Omit all pictures, then retype the data exactly as given.

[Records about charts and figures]
++++

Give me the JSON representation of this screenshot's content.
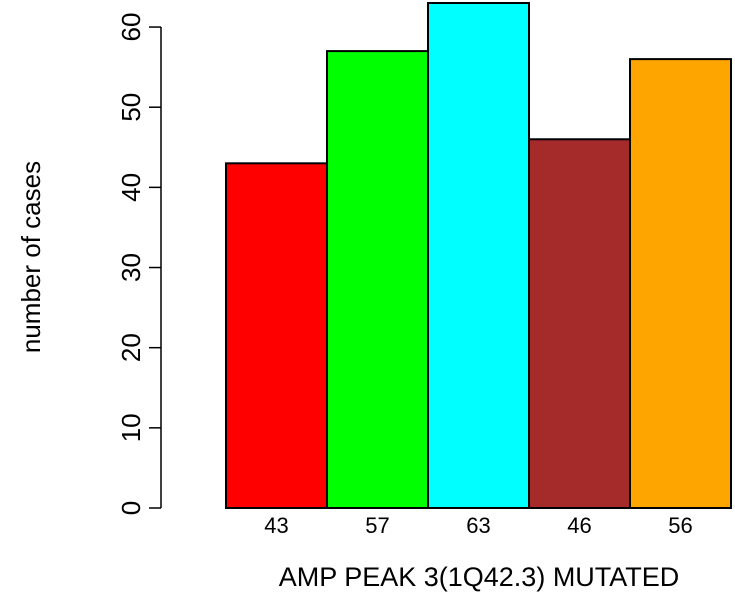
{
  "chart_data": {
    "type": "bar",
    "categories": [
      "43",
      "57",
      "63",
      "46",
      "56"
    ],
    "values": [
      43,
      57,
      63,
      46,
      56
    ],
    "colors": [
      "#ff0000",
      "#00ff00",
      "#00ffff",
      "#a52a2a",
      "#ffa500"
    ],
    "xlabel": "AMP PEAK  3(1Q42.3) MUTATED",
    "ylabel": "number of cases",
    "yticks": [
      0,
      10,
      20,
      30,
      40,
      50,
      60
    ],
    "ylim": [
      0,
      63
    ],
    "grid": false
  }
}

++++

Task result:
Give me the JSON representation of this screenshot's content.
{
  "chart_data": {
    "type": "bar",
    "categories": [
      "43",
      "57",
      "63",
      "46",
      "56"
    ],
    "values": [
      43,
      57,
      63,
      46,
      56
    ],
    "colors": [
      "#ff0000",
      "#00ff00",
      "#00ffff",
      "#a52a2a",
      "#ffa500"
    ],
    "xlabel": "AMP PEAK  3(1Q42.3) MUTATED",
    "ylabel": "number of cases",
    "yticks": [
      0,
      10,
      20,
      30,
      40,
      50,
      60
    ],
    "ylim": [
      0,
      63
    ],
    "grid": false
  }
}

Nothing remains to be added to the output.